* [Prompt] Reproduce, with no changes, the part of the material that opens with the line containing "Patent image size: (918, 891)." and closes with the line containing "The wireless mouse 62 is at (792, 555).", including both of those lines.

[Records]
────────

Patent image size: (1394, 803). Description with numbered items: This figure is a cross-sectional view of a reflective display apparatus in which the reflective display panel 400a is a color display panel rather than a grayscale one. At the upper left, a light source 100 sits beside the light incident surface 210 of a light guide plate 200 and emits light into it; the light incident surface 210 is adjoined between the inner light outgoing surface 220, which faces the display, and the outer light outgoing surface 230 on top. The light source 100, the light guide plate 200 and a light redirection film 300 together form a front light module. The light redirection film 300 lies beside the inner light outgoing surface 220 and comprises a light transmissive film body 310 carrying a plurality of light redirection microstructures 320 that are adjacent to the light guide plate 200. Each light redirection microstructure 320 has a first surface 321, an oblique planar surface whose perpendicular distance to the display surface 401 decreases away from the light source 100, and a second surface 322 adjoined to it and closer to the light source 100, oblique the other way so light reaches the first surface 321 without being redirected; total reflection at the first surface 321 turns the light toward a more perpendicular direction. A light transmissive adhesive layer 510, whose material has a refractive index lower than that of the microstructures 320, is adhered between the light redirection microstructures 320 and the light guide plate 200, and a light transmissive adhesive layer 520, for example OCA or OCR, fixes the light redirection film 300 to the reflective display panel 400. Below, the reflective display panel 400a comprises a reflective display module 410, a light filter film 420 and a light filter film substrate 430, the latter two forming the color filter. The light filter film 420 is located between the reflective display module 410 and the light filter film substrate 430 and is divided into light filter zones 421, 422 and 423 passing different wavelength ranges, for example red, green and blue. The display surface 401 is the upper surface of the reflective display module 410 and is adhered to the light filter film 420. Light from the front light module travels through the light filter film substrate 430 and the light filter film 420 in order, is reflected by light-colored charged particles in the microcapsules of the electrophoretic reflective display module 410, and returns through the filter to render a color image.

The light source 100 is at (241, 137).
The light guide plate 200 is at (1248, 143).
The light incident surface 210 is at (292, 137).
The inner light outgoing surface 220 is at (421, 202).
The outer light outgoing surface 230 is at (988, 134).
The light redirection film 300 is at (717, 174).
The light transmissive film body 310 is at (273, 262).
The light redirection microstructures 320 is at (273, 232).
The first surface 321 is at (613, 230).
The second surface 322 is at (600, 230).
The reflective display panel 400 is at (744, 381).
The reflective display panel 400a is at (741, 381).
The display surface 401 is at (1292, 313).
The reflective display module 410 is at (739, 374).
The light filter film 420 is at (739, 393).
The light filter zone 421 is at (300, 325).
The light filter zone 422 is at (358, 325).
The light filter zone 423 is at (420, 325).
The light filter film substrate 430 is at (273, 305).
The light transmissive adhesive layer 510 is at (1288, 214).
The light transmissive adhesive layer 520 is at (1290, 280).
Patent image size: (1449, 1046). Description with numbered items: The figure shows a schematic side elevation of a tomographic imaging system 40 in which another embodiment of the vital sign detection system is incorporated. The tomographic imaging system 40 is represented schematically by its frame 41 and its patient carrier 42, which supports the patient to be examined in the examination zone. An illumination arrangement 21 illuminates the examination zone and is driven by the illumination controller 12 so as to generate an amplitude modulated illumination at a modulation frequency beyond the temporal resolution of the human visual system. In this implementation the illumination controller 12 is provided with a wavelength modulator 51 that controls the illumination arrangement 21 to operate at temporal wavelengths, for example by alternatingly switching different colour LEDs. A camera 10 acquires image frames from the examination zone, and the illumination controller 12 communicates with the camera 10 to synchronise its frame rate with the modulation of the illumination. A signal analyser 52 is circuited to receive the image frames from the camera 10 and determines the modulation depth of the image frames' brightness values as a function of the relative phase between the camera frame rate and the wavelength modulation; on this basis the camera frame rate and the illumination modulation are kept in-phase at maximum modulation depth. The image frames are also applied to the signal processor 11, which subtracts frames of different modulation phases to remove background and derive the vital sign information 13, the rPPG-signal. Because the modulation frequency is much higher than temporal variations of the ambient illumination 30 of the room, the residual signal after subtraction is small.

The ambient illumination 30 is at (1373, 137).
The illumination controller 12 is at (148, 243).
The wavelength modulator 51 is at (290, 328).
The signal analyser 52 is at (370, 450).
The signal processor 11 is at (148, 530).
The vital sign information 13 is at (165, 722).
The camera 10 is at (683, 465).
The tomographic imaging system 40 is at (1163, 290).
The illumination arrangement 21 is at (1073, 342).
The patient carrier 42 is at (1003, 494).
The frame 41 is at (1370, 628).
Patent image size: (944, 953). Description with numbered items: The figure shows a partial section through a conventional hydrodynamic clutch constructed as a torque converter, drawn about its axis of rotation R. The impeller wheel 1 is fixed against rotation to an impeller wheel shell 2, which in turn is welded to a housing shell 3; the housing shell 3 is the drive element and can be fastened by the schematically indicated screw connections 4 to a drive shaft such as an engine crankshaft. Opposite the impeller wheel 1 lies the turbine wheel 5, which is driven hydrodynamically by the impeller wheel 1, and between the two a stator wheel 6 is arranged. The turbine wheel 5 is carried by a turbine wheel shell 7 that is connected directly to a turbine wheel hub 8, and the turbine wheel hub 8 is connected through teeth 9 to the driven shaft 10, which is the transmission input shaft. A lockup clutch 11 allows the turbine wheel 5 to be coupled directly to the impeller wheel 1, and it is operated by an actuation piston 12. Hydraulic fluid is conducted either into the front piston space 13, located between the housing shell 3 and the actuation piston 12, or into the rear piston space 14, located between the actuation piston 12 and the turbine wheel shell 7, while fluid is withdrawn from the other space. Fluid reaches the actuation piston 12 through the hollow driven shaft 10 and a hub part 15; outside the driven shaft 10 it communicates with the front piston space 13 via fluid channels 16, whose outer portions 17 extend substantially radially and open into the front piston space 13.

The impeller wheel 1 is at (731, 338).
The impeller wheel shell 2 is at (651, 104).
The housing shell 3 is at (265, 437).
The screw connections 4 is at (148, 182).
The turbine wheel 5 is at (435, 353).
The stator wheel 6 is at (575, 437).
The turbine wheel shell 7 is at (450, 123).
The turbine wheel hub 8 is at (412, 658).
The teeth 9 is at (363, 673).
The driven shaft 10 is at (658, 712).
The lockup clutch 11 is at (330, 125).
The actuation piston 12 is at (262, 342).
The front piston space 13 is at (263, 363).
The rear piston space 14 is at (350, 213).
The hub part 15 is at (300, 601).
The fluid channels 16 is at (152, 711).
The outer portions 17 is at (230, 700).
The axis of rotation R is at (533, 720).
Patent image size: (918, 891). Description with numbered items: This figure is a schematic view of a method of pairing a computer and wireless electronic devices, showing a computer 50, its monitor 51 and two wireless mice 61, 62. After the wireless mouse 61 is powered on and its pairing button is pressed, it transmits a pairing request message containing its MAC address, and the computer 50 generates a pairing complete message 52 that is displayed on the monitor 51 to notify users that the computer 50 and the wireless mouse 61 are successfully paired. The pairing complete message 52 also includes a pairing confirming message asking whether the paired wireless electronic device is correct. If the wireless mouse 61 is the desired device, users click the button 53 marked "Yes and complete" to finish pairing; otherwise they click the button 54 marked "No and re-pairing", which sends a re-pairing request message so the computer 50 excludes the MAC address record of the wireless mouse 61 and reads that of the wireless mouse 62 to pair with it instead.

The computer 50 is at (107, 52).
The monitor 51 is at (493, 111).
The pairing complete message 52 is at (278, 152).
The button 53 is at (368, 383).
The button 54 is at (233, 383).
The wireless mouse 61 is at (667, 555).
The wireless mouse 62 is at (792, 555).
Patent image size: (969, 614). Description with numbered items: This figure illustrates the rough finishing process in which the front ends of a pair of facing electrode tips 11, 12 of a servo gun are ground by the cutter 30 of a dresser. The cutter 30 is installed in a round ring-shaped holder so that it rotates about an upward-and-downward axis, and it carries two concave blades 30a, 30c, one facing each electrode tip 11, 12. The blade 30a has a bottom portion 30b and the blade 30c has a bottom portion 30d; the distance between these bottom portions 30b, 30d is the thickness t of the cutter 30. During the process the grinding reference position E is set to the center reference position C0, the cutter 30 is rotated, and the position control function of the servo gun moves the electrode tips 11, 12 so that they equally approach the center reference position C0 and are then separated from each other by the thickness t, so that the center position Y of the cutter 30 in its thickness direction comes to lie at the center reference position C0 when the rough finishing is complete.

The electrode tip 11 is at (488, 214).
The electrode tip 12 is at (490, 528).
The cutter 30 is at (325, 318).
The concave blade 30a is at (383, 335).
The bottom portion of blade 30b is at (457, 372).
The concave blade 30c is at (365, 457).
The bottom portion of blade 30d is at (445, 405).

────────

* [Response to this exercise]
Patent image size: (918, 891). Description with numbered items: This figure is a schematic view of a method of pairing a computer and wireless electronic devices, showing a computer 50, its monitor 51 and two wireless mice 61, 62. After the wireless mouse 61 is powered on and its pairing button is pressed, it transmits a pairing request message containing its MAC address, and the computer 50 generates a pairing complete message 52 that is displayed on the monitor 51 to notify users that the computer 50 and the wireless mouse 61 are successfully paired. The pairing complete message 52 also includes a pairing confirming message asking whether the paired wireless electronic device is correct. If the wireless mouse 61 is the desired device, users click the button 53 marked "Yes and complete" to finish pairing; otherwise they click the button 54 marked "No and re-pairing", which sends a re-pairing request message so the computer 50 excludes the MAC address record of the wireless mouse 61 and reads that of the wireless mouse 62 to pair with it instead.

The computer 50 is at (107, 52).
The monitor 51 is at (493, 111).
The pairing complete message 52 is at (278, 152).
The button 53 is at (368, 383).
The button 54 is at (233, 383).
The wireless mouse 61 is at (667, 555).
The wireless mouse 62 is at (792, 555).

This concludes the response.